[Start Supplied data]

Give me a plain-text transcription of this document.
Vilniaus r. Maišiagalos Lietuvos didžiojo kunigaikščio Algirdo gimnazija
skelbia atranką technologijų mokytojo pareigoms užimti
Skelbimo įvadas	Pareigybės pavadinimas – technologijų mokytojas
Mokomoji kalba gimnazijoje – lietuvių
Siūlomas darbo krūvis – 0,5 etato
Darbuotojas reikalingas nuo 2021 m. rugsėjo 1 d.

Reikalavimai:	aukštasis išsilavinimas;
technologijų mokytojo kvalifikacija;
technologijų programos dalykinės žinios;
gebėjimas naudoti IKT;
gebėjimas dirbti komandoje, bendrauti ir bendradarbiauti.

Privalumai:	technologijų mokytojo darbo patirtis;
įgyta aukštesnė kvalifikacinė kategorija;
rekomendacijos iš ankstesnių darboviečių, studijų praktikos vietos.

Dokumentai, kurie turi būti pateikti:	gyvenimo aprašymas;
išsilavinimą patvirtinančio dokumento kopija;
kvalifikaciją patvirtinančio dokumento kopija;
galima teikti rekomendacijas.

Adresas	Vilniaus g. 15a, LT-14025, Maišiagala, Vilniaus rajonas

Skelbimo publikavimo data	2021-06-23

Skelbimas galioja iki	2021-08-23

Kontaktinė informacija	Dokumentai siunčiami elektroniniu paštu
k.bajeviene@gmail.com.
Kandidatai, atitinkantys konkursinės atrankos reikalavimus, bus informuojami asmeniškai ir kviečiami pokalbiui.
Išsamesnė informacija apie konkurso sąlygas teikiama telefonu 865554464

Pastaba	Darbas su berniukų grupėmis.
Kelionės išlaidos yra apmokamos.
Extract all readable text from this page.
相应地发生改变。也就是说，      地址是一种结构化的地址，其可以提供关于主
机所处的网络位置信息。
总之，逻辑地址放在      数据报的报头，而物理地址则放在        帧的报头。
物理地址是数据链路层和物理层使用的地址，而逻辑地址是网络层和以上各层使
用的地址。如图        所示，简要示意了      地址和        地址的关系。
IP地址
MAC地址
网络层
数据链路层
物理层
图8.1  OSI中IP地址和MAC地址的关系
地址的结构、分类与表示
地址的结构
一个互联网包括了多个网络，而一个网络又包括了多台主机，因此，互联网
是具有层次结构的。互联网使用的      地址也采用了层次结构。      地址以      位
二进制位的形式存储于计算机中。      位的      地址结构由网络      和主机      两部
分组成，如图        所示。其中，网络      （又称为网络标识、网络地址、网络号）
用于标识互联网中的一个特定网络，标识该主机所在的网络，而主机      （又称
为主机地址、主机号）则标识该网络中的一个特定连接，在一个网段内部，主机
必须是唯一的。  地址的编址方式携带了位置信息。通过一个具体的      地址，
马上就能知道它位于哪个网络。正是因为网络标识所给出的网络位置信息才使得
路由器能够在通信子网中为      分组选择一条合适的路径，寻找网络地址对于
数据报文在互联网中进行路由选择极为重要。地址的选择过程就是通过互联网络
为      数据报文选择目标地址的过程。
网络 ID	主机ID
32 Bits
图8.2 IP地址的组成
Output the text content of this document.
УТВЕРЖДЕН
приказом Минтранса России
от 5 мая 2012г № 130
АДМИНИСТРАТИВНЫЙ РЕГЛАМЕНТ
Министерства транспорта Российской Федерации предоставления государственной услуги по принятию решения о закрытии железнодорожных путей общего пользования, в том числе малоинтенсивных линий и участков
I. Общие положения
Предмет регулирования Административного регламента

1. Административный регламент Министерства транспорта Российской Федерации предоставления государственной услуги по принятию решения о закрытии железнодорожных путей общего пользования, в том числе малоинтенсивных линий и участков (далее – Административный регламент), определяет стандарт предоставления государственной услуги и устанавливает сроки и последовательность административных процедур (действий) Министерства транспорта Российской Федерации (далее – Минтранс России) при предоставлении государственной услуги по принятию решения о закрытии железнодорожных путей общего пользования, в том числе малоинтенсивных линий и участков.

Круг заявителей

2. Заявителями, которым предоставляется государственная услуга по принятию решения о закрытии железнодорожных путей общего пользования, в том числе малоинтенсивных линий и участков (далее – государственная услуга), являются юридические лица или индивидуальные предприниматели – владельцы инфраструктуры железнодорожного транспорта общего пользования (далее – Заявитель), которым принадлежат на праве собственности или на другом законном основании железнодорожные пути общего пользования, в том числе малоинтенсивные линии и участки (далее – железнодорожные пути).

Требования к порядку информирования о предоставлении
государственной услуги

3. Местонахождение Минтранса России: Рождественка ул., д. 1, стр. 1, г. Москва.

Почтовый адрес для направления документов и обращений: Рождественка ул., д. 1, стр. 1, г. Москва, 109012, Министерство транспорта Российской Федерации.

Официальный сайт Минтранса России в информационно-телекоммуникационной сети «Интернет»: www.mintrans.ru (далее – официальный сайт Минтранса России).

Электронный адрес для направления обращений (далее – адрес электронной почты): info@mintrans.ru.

[End Supplied data]

Problem: Print the entries exactly. Include every one.

Result:
Give me a plain-text transcription of this document.
Vilniaus r. Maišiagalos Lietuvos didžiojo kunigaikščio Algirdo gimnazija
skelbia atranką technologijų mokytojo pareigoms užimti
Skelbimo įvadas	Pareigybės pavadinimas – technologijų mokytojas
Mokomoji kalba gimnazijoje – lietuvių
Siūlomas darbo krūvis – 0,5 etato
Darbuotojas reikalingas nuo 2021 m. rugsėjo 1 d.

Reikalavimai:	aukštasis išsilavinimas;
technologijų mokytojo kvalifikacija;
technologijų programos dalykinės žinios;
gebėjimas naudoti IKT;
gebėjimas dirbti komandoje, bendrauti ir bendradarbiauti.

Privalumai:	technologijų mokytojo darbo patirtis;
įgyta aukštesnė kvalifikacinė kategorija;
rekomendacijos iš ankstesnių darboviečių, studijų praktikos vietos.

Dokumentai, kurie turi būti pateikti:	gyvenimo aprašymas;
išsilavinimą patvirtinančio dokumento kopija;
kvalifikaciją patvirtinančio dokumento kopija;
galima teikti rekomendacijas.

Adresas	Vilniaus g. 15a, LT-14025, Maišiagala, Vilniaus rajonas

Skelbimo publikavimo data	2021-06-23

Skelbimas galioja iki	2021-08-23

Kontaktinė informacija	Dokumentai siunčiami elektroniniu paštu
k.bajeviene@gmail.com.
Kandidatai, atitinkantys konkursinės atrankos reikalavimus, bus informuojami asmeniškai ir kviečiami pokalbiui.
Išsamesnė informacija apie konkurso sąlygas teikiama telefonu 865554464

Pastaba	Darbas su berniukų grupėmis.
Kelionės išlaidos yra apmokamos.
Extract all readable text from this page.
相应地发生改变。也就是说，      地址是一种结构化的地址，其可以提供关于主
机所处的网络位置信息。
总之，逻辑地址放在      数据报的报头，而物理地址则放在        帧的报头。
物理地址是数据链路层和物理层使用的地址，而逻辑地址是网络层和以上各层使
用的地址。如图        所示，简要示意了      地址和        地址的关系。
IP地址
MAC地址
网络层
数据链路层
物理层
图8.1  OSI中IP地址和MAC地址的关系
地址的结构、分类与表示
地址的结构
一个互联网包括了多个网络，而一个网络又包括了多台主机，因此，互联网
是具有层次结构的。互联网使用的      地址也采用了层次结构。      地址以      位
二进制位的形式存储于计算机中。      位的      地址结构由网络      和主机      两部
分组成，如图        所示。其中，网络      （又称为网络标识、网络地址、网络号）
用于标识互联网中的一个特定网络，标识该主机所在的网络，而主机      （又称
为主机地址、主机号）则标识该网络中的一个特定连接，在一个网段内部，主机
必须是唯一的。  地址的编址方式携带了位置信息。通过一个具体的      地址，
马上就能知道它位于哪个网络。正是因为网络标识所给出的网络位置信息才使得
路由器能够在通信子网中为      分组选择一条合适的路径，寻找网络地址对于
数据报文在互联网中进行路由选择极为重要。地址的选择过程就是通过互联网络
为      数据报文选择目标地址的过程。
网络 ID	主机ID
32 Bits
图8.2 IP地址的组成
Output the text content of this document.
УТВЕРЖДЕН
приказом Минтранса России
от 5 мая 2012г № 130
АДМИНИСТРАТИВНЫЙ РЕГЛАМЕНТ
Министерства транспорта Российской Федерации предоставления государственной услуги по принятию решения о закрытии железнодорожных путей общего пользования, в том числе малоинтенсивных линий и участков
I. Общие положения
Предмет регулирования Административного регламента

1. Административный регламент Министерства транспорта Российской Федерации предоставления государственной услуги по принятию решения о закрытии железнодорожных путей общего пользования, в том числе малоинтенсивных линий и участков (далее – Административный регламент), определяет стандарт предоставления государственной услуги и устанавливает сроки и последовательность административных процедур (действий) Министерства транспорта Российской Федерации (далее – Минтранс России) при предоставлении государственной услуги по принятию решения о закрытии железнодорожных путей общего пользования, в том числе малоинтенсивных линий и участков.

Круг заявителей

2. Заявителями, которым предоставляется государственная услуга по принятию решения о закрытии железнодорожных путей общего пользования, в том числе малоинтенсивных линий и участков (далее – государственная услуга), являются юридические лица или индивидуальные предприниматели – владельцы инфраструктуры железнодорожного транспорта общего пользования (далее – Заявитель), которым принадлежат на праве собственности или на другом законном основании железнодорожные пути общего пользования, в том числе малоинтенсивные линии и участки (далее – железнодорожные пути).

Требования к порядку информирования о предоставлении
государственной услуги

3. Местонахождение Минтранса России: Рождественка ул., д. 1, стр. 1, г. Москва.

Почтовый адрес для направления документов и обращений: Рождественка ул., д. 1, стр. 1, г. Москва, 109012, Министерство транспорта Российской Федерации.

Официальный сайт Минтранса России в информационно-телекоммуникационной сети «Интернет»: www.mintrans.ru (далее – официальный сайт Минтранса России).

Электронный адрес для направления обращений (далее – адрес электронной почты): info@mintrans.ru.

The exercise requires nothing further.